What needs to be done: Give the number of lines in the data that hold the string "Payday". Nothing else is needed.

==========

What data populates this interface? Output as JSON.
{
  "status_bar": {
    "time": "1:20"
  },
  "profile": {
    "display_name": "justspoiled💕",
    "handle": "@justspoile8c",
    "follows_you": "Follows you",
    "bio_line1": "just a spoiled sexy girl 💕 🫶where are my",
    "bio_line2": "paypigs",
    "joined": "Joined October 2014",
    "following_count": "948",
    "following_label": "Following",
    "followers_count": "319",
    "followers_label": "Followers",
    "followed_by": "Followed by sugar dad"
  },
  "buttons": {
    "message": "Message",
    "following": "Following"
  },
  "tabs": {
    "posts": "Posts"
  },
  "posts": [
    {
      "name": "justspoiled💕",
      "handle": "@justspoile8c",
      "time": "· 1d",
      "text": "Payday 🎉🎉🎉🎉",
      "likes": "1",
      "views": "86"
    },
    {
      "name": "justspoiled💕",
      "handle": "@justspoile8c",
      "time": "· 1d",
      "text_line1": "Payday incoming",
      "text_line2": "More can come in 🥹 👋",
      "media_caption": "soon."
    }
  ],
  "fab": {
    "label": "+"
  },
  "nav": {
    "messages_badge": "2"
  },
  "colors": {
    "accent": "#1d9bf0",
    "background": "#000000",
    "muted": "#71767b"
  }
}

==========

Exercise result: 2